Raw data.
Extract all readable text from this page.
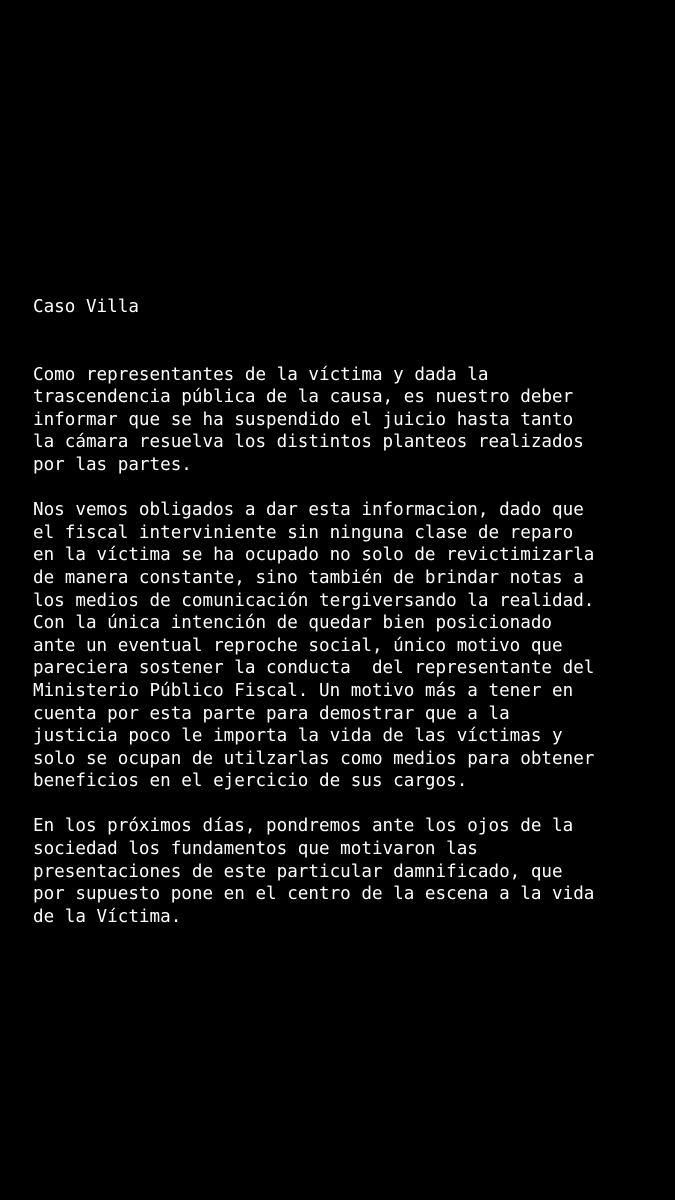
Caso Villa
Como representantes de la víctima y dada la
trascendencia pública de la causa, es nuestro deber
informar que se ha suspendido el juicio hasta tanto
la cámara resuelva los distintos planteos realizados
por las partes.
Nos vemos obligados a dar esta informacion, dado que
el fiscal interviniente sin ninguna clase de reparo
en la víctima se ha ocupado no solo de revictimizarla
de manera constante, sino también de brindar notas a
los medios de comunicación tergiversando la realidad.
Con la única intención de quedar bien posicionado
ante un eventual reproche social, único motivo que
pareciera sostener la conducta  del representante del
Ministerio Público Fiscal. Un motivo más a tener en
cuenta por esta parte para demostrar que a la
justicia poco le importa la vida de las víctimas y
solo se ocupan de utilzarlas como medios para obtener
beneficios en el ejercicio de sus cargos.
En los próximos días, pondremos ante los ojos de la
sociedad los fundamentos que motivaron las
presentaciones de este particular damnificado, que
por supuesto pone en el centro de la escena a la vida
de la Víctima.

Task goal.
Copy out every line in the entries above that holds "motivo".

Output for this exercise.
ante un eventual reproche social, único motivo que
Ministerio Público Fiscal. Un motivo más a tener en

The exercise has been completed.